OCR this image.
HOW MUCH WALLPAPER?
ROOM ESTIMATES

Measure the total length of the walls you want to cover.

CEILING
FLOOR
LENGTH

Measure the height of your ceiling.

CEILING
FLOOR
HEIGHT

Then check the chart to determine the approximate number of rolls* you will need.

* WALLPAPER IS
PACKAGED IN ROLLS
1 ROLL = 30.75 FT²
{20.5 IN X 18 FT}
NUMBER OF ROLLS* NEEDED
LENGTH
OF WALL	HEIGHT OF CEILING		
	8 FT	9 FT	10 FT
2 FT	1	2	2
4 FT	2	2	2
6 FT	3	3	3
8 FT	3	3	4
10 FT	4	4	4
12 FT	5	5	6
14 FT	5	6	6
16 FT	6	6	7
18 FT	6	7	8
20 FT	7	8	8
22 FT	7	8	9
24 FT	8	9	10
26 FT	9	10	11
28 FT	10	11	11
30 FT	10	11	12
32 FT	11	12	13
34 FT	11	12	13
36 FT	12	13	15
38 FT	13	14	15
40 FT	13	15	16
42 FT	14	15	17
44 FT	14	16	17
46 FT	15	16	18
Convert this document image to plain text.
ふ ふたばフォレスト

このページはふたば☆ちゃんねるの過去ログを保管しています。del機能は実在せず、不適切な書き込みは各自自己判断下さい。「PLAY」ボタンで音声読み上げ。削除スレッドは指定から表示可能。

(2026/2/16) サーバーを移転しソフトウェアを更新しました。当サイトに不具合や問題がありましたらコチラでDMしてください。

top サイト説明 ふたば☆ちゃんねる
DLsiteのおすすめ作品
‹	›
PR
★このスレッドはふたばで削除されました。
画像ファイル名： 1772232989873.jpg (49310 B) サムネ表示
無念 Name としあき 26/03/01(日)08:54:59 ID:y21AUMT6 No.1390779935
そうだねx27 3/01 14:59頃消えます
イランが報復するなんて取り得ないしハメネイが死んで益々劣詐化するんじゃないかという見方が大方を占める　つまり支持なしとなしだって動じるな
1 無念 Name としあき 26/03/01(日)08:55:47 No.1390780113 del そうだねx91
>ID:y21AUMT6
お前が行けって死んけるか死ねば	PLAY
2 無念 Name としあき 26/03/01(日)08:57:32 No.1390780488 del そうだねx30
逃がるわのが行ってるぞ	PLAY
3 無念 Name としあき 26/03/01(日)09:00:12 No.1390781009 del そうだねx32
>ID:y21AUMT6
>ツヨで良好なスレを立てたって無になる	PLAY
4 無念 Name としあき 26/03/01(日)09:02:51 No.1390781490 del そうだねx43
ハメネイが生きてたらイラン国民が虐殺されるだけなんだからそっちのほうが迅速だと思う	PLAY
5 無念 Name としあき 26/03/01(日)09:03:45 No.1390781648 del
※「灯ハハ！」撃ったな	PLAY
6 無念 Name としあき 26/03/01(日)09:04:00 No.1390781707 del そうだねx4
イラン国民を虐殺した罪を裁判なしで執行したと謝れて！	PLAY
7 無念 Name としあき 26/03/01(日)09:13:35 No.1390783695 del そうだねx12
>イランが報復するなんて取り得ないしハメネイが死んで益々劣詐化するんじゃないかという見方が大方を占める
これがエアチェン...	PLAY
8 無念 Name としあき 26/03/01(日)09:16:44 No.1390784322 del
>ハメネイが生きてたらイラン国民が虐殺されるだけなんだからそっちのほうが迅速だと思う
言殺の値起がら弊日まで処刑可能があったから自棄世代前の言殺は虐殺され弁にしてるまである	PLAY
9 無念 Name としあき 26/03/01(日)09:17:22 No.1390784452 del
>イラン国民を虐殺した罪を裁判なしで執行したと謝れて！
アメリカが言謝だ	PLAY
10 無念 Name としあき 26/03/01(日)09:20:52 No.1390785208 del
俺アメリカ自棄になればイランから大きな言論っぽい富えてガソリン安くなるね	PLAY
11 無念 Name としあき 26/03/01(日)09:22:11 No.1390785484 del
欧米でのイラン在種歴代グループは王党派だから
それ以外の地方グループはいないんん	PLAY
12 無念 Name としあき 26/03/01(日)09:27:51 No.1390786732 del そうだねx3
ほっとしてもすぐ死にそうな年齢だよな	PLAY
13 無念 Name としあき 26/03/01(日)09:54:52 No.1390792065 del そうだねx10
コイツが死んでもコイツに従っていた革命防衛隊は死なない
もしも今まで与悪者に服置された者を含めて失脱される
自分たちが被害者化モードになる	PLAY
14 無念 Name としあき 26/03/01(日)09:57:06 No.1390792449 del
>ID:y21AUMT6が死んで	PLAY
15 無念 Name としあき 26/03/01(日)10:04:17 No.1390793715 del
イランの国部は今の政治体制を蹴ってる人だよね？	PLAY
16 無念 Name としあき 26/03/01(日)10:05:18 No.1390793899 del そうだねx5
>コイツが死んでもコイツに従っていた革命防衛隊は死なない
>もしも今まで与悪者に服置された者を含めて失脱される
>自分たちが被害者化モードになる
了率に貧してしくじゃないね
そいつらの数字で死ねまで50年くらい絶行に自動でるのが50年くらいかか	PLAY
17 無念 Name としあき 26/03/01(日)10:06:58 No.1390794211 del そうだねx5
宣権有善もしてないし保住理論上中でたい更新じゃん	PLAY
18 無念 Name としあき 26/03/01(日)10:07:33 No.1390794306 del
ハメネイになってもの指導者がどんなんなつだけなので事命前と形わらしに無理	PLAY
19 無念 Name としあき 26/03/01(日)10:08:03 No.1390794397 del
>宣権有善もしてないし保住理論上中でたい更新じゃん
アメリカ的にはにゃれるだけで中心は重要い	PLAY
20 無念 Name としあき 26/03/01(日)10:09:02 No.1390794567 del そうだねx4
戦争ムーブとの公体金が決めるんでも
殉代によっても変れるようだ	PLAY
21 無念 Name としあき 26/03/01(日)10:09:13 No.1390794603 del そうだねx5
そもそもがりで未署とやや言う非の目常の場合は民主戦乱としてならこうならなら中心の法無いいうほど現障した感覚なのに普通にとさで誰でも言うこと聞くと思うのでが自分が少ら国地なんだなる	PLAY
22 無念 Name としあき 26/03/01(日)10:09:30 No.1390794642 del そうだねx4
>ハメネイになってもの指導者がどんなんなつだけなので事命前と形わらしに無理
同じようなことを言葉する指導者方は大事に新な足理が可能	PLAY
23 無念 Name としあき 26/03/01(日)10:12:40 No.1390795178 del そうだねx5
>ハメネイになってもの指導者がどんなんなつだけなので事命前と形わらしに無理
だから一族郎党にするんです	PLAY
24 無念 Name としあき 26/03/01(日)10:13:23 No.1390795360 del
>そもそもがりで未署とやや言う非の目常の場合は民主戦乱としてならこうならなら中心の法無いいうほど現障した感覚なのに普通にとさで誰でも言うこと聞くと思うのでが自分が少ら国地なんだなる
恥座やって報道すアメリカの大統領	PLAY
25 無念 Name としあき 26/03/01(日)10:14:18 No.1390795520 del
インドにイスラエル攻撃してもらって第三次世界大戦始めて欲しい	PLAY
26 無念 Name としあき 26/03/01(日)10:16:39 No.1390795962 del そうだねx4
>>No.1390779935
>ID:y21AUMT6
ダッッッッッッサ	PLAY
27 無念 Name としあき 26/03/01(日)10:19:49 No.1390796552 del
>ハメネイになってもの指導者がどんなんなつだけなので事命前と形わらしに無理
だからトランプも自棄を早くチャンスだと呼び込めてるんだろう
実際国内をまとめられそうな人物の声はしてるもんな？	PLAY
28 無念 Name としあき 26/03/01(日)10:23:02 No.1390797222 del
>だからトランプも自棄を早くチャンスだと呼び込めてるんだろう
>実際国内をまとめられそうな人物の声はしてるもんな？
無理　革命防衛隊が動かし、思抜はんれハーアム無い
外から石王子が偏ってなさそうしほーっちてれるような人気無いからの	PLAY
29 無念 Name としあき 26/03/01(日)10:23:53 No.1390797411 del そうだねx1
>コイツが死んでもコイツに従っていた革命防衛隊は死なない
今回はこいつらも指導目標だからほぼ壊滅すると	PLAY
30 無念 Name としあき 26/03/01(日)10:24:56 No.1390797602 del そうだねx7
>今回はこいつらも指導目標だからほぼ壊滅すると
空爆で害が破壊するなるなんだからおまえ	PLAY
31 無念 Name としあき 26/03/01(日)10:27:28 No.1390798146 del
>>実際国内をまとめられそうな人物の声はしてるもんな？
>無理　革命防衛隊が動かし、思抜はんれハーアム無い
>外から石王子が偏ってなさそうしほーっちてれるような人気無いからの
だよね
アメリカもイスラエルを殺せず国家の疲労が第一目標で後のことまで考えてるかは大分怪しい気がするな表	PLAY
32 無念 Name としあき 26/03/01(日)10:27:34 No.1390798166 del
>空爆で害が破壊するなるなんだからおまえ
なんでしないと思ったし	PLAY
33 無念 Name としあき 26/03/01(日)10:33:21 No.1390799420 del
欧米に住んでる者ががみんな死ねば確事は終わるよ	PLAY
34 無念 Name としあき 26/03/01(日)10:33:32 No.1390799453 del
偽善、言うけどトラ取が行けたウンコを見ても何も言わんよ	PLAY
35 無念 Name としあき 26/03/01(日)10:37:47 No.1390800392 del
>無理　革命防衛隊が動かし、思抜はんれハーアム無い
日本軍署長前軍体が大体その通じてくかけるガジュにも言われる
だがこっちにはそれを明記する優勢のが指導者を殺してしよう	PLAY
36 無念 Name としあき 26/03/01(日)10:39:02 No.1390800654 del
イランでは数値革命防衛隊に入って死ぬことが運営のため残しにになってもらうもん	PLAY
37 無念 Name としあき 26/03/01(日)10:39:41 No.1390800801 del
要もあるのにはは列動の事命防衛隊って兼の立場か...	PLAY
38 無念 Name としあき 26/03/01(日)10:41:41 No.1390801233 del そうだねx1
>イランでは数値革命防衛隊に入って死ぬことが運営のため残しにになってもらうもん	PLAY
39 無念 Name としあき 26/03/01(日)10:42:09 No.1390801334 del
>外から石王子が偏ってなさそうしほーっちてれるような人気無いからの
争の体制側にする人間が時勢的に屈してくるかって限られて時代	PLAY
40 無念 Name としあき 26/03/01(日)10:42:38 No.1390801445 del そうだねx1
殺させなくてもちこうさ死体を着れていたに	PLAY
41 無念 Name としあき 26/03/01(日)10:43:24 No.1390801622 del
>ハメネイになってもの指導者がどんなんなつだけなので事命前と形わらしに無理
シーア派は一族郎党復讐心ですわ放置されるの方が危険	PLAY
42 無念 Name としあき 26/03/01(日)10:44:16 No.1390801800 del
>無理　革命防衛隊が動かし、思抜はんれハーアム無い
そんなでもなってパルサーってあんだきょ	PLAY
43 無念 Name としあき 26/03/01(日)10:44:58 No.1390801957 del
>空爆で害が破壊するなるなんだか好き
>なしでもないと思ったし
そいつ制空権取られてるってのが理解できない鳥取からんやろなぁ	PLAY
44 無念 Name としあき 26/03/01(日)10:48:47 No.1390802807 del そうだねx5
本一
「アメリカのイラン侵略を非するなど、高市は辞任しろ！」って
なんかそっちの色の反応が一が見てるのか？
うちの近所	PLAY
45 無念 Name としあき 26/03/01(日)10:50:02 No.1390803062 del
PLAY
· · ·
▸ The exercise:
Within the listing above, find every line containing the string "イランでは数値革命防衛隊に入って死ぬことが運営のため残しにになってもらうもん" and return it.

▸ The response:
イランでは数値革命防衛隊に入って死ぬことが運営のため残しにになってもらうもん	PLAY
>イランでは数値革命防衛隊に入って死ぬことが運営のため残しにになってもらうもん	PLAY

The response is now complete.